*STATED TASK A*: In the article about Howard Stern's Buffalo radio debut, why did Stern claim the judge "fleeced" his friends?
*STATED TASK B*: Which radio stations does the article about Howard Stern's Buffalo radio debut name, apart from WBUF-FM 92.9?
*STATED TASK C*: Pick up the article about Howard Stern's Buffalo radio debut after its last sentence and keep writing.
** START PAGE TEXT **
Howard Stern made his debut at WBUF-FM 92.9 on Monday with a little bit of Buffalo bashing.
The highly-paid shock jock, who signed a five-year deal last week with WBUF, insinuated this is a hick town area suffering from anti-Semitism.
"It's not America up there," Stern chortled at one point during the morning show.
"It's not even New York," shot back Robin Quivers, part of Stern's morning team.
Later, Stern added in a sarcastic tone of voice, "We are now officially the morning show of New York State, thanks to being on in Buffalo. I have been dying to be on in Buffalo."
He then told a story of his only trip to Buffalo back in Stern's college days at Boston University, nearly two decades ago.
"We were going up to Buffalo from Boston and I went with three of my most drug-addicted friends," Stern said on the air. "We got stopped by the police, we were doing about 90 miles an hour."
Stern said he and another friend were forced to stand by the side of the road while two others were taken to a judge's home by a cop.
"They were pulled off into what appeared to be Andy of Mayberry's home," Stern said, as country music played in the background." He claimed that the judge "fleeced" his friends because they were Jewish and from New York City.
That's not the kind of Buffalo boost Infinity Broadcasting, owner of WBUF, was hoping for when it signed Stern and last Friday switched the station's format from Dancin' Oldies to Classic Rock.
But knocking a new market is typical Stern.
"He likes to come in to a new city and say outrageous things," said Joe Gow, director of communications studies at Alfred University who has extensively written about pop culture and music. "His show is all about controversy."
Stern, whose previous local gig ended in ratings failure during the mid-'90s at WKBW-AM 1520, is also heard on Toronto's CILQ-FM 107.1.
Infinity, which has turned WBUF into a kind of black hole of failed music formats, was desperate to increase the station's ratings.
WBUF is now in a radio war with 97 Rock, a longtime ratings powerhouse. Not to mention CILQ, which still broadcasts Stern.
"There are three reasons we made this change: Howard Stern and Howard Stern and Howard Stern," said Jeff Silver, vice president/general manager for Infinity in Buffalo. He might have listed three more reasons: male demographics, male demographics and male demographics.
** END PAGE TEXT **
** START RECORDED INFORMATION **
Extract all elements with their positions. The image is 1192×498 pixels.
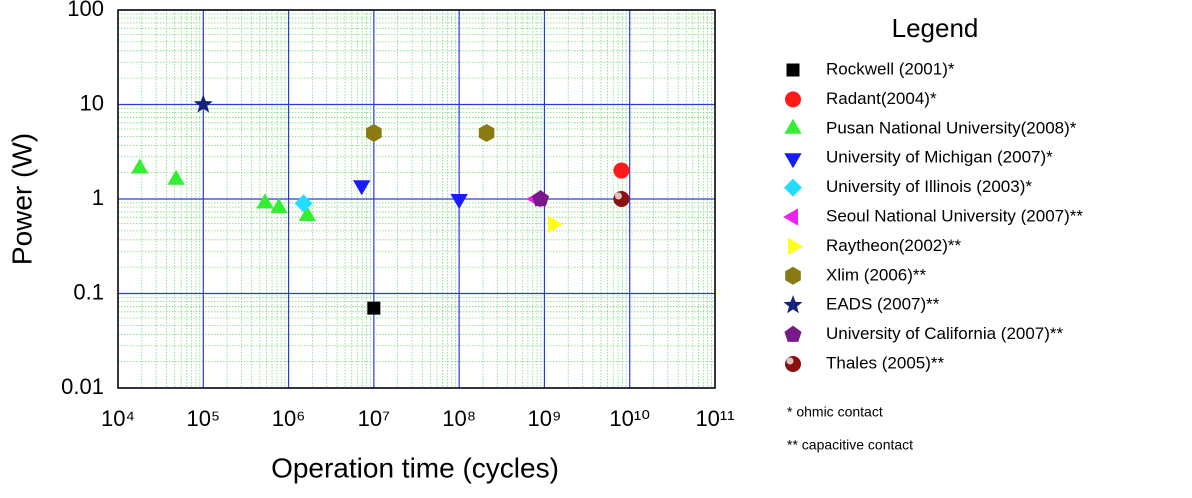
- x-tick-label: 10⁷: [358, 406, 390, 431]
- marker: [478, 123, 495, 142]
- marker: [784, 118, 802, 134]
- legend-label: Thales (2005)**: [826, 353, 945, 372]
- x-tick-label: 10¹⁰: [609, 406, 650, 431]
- marker: [298, 206, 317, 222]
- legend-item: Seoul National University (2007)**: [783, 206, 1083, 226]
- y-tick-label: 1: [92, 185, 104, 210]
- legend-item: Raytheon(2002)**: [788, 236, 962, 256]
- y-tick-label: 0.01: [61, 374, 104, 399]
- legend-label: Xlim (2006)**: [826, 265, 927, 284]
- y-tick-label: 10: [80, 90, 104, 115]
- legend-label: Seoul National University (2007)**: [826, 206, 1083, 225]
- x-tick-label: 10⁶: [272, 406, 306, 431]
- legend-label: Pusan National University(2008)*: [826, 118, 1077, 137]
- marker: [353, 180, 371, 196]
- legend-item: EADS (2007)**: [783, 295, 940, 314]
- marker: [786, 63, 800, 77]
- marker: [366, 123, 382, 142]
- marker: [270, 198, 288, 214]
- legend-item: Pusan National University(2008)*: [784, 118, 1077, 137]
- footnote: * ohmic contact: [787, 404, 883, 420]
- marker: [131, 158, 149, 174]
- legend-item: Thales (2005)**: [785, 353, 945, 372]
- legend-label: University of Michigan (2007)*: [826, 148, 1053, 167]
- marker: [785, 91, 801, 108]
- legend-label: EADS (2007)**: [826, 295, 940, 314]
- marker: [294, 194, 313, 213]
- legend-label: Rockwell (2001)*: [826, 59, 955, 78]
- legend-item: University of Illinois (2003)*: [784, 177, 1032, 197]
- marker: [547, 215, 563, 233]
- marker: [783, 295, 803, 314]
- y-axis-label: Power (W): [6, 133, 37, 265]
- marker: [613, 162, 630, 179]
- x-axis-label: Operation time (cycles): [271, 452, 559, 483]
- legend-item: University of California (2007)**: [784, 324, 1064, 343]
- x-tick-label: 10¹¹: [695, 406, 734, 431]
- x-tick-label: 10⁹: [527, 406, 561, 431]
- legend-item: Xlim (2006)**: [785, 265, 927, 285]
- marker: [367, 301, 381, 315]
- marker: [785, 356, 801, 372]
- x-tick-label: 10⁵: [186, 406, 220, 431]
- marker: [784, 325, 802, 342]
- legend-item: Radant(2004)*: [785, 89, 937, 108]
- legend-label: Raytheon(2002)**: [826, 236, 962, 255]
- marker: [193, 94, 213, 113]
- y-tick-label: 0.1: [73, 279, 104, 304]
- marker: [613, 191, 630, 207]
- legend-item: University of Michigan (2007)*: [784, 148, 1053, 169]
- marker-highlight: [614, 192, 622, 200]
- marker: [788, 237, 803, 256]
- legend-label: University of California (2007)**: [826, 324, 1064, 343]
- y-tick-label: 100: [67, 0, 104, 21]
- legend-title: Legend: [892, 13, 979, 43]
- marker: [256, 193, 274, 209]
- marker: [450, 194, 468, 209]
- marker: [784, 153, 802, 169]
- legend-label: University of Illinois (2003)*: [826, 177, 1032, 196]
- marker: [785, 266, 801, 285]
- legend-label: Radant(2004)*: [826, 89, 937, 108]
- x-tick-label: 10⁴: [101, 406, 135, 431]
- marker: [167, 169, 185, 185]
- footnote: ** capacitive contact: [787, 437, 913, 453]
- plot-frame: [117, 9, 716, 389]
- x-tick-label: 10⁸: [442, 406, 476, 431]
- marker: [784, 178, 802, 197]
- marker-highlight: [786, 357, 794, 365]
- marker: [783, 208, 798, 226]
- legend-item: Rockwell (2001)*: [786, 59, 955, 78]
- marker: [531, 190, 550, 207]
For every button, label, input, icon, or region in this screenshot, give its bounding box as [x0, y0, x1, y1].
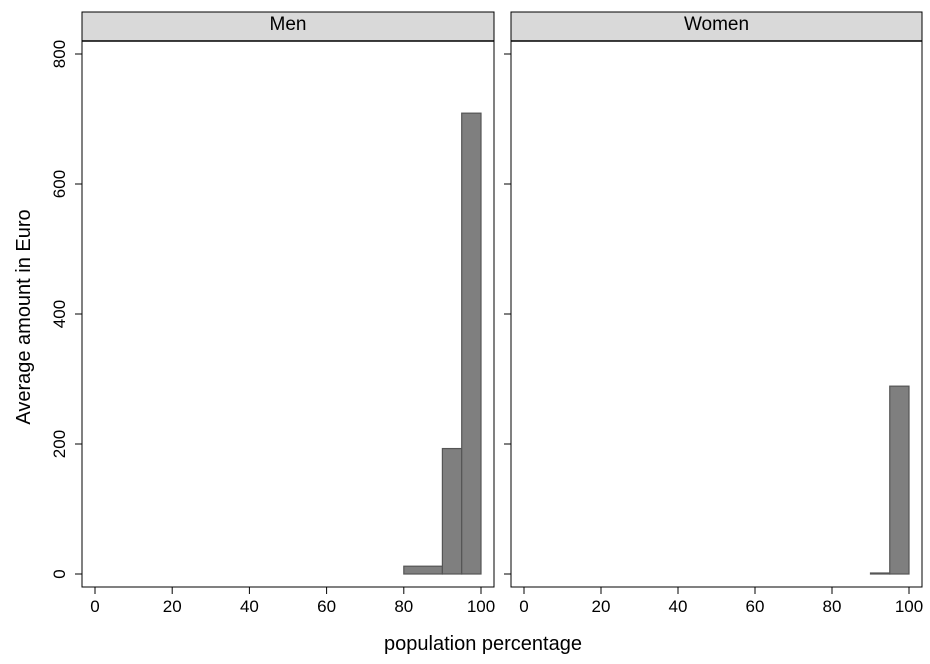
histogram-bar-men-1	[441, 447, 463, 575]
x-tick-label-women-20: 20	[592, 597, 611, 616]
x-axis-title: population percentage	[384, 633, 582, 655]
x-tick-label-women-40: 40	[669, 597, 688, 616]
x-tick-label-women-100: 100	[895, 597, 923, 616]
facet-strip-label-women: Women	[684, 14, 749, 35]
x-tick-label-men-80: 80	[394, 597, 413, 616]
facet-strip-label-men: Men	[270, 14, 307, 35]
x-tick-label-men-60: 60	[317, 597, 336, 616]
facet-strip-women	[510, 11, 923, 42]
y-tick-label-200: 200	[50, 430, 69, 458]
x-tick-label-men-0: 0	[90, 597, 99, 616]
y-axis-title: Average amount in Euro	[13, 209, 35, 424]
y-tick-label-600: 600	[50, 170, 69, 198]
x-tick-label-women-0: 0	[519, 597, 528, 616]
x-tick-label-men-100: 100	[467, 597, 495, 616]
x-tick-label-men-40: 40	[240, 597, 259, 616]
plot-frame-men	[81, 40, 495, 588]
plot-frame-women	[510, 40, 923, 588]
histogram-bar-women-1	[889, 385, 910, 575]
histogram-bar-men-0	[403, 565, 443, 575]
histogram-bar-men-2	[461, 112, 482, 575]
facet-strip-men	[81, 11, 495, 42]
x-tick-label-women-60: 60	[746, 597, 765, 616]
x-tick-label-men-20: 20	[163, 597, 182, 616]
x-tick-label-women-80: 80	[823, 597, 842, 616]
y-tick-label-0: 0	[50, 569, 69, 578]
histogram-bar-women-0	[869, 572, 891, 575]
y-tick-label-800: 800	[50, 40, 69, 68]
y-tick-label-400: 400	[50, 300, 69, 328]
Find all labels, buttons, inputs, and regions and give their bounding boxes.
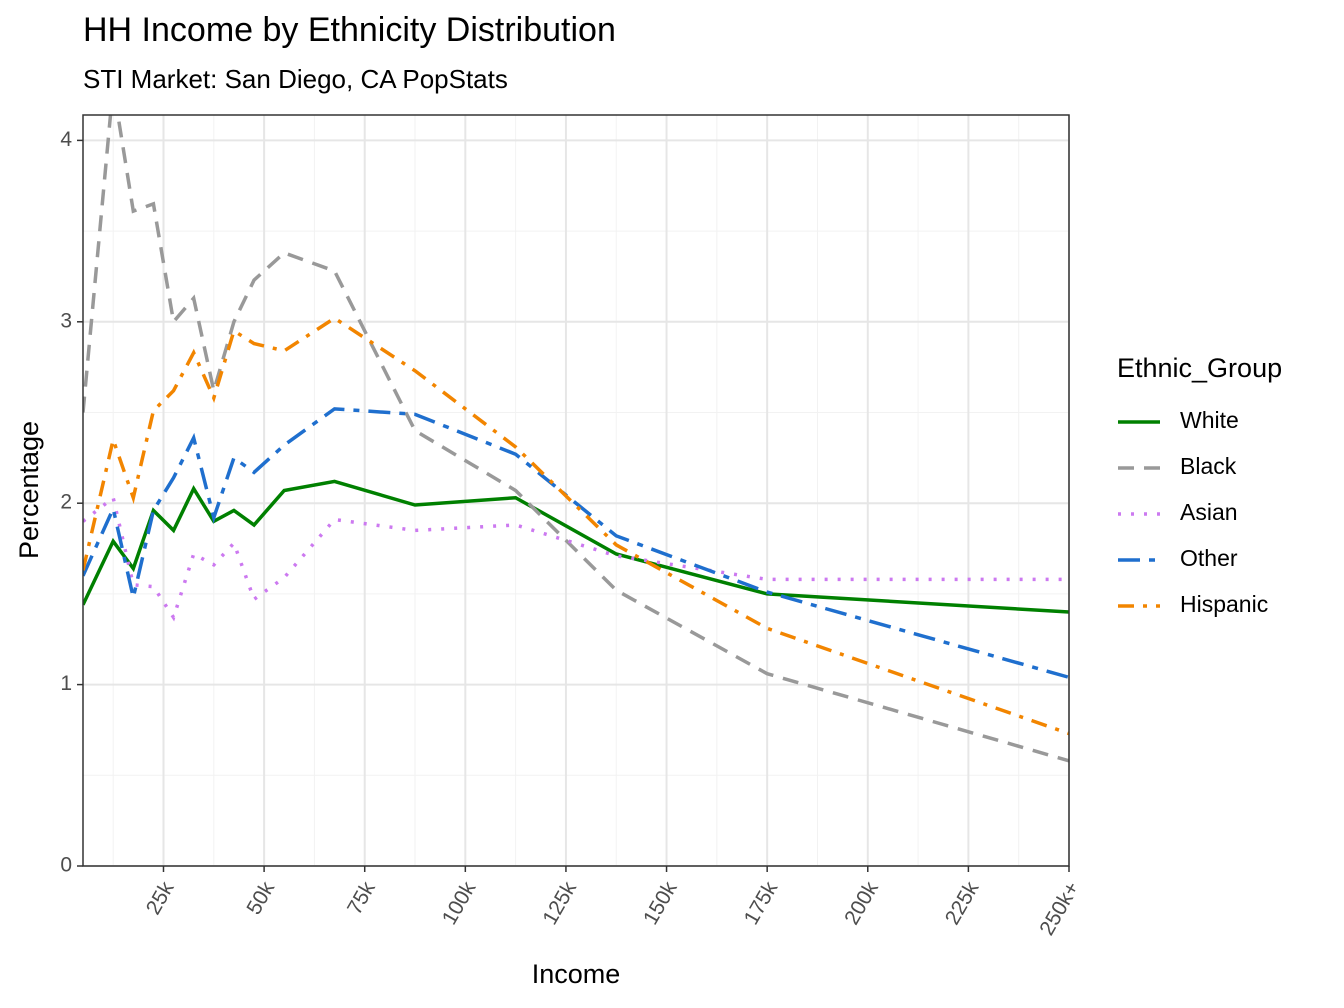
** END RECORDED INFORMATION **
*REPLY A*: Stern claimed the judge fleeced his friends because they were Jewish and from New York City.

*REPLY B*:
- WKBW-AM 1520
- CILQ-FM 107.1 (Toronto)
- 97 Rock

*REPLY C*:
Silver is aiming for males 20 to 40 years old, who like Stern's brand of raunchy humor and off-color language. Stern had been racking up respectable numbers for males in Buffalo with those listening to the Toronto station.
WBUF debuted a playlist over the weekend heavy on such classic rock radio staples as Led Zeppelin, the Who, Eric Clapton and Queen. Younger acts such as the Red Hot Chili Peppers and Verve Pipe were also played.
The station, however, is not about classic rock, but Howard Stern. He will be on weekdays from 6 to 11 a.m.
No one at 97 Rock would comment about its new competitor, but Silver was talking tough about going after Larry Norton in the morning at WGRF-FM, and the Shredd and Ragan morning team at alternative rocker WEDG-FM 103.3.
Both those morning programs have dominated male listeners for rock music in this market.
"But they've never had any competition before," Silver said. "Clearly, we're going after 97 Rock and the Edge in the morning."
When asked if Stern can top the local announcers in ratings, Silver replied: "Without a doubt."
During the past six years, WBUF has gone through such formats as Smooth Jazz, Alternative (Alice) and Dancin' Oldies. Each started off strong but eventually sank in the ratings.
WBUF finished in 11th place overall with a 3.3 average quarterly hour share in the lastest Arbitron fall ratings book. 97 Rock was third with an 8.7 share. In the 25 to 54 demographic, for morning shows, WBUF, 4.3, barely beat Toronto's CILQ, 4.0, while 97 Rock was 11.4 and the Edge 4.8.
Another factor for Infinity, which owns five stations in this market, is that it doesn't want to compete against itself. Dancin Oldies may have taken listeners away from Infinity's WBLK-FM 93.7's Urban Contemporary format. Alice was a soft alternative sound and may have hurt WJYE-FM 96.1, a light vocal station also owned by Infinity.
"No matter what they tried at WBUF, they always wound up with a 3 share of the audience," said Tom Schuh, former program director at WHTT-FM. Overall, Schuh believes Stern "will do pretty well but I don't think he will beat the local, high-profile morning shows here."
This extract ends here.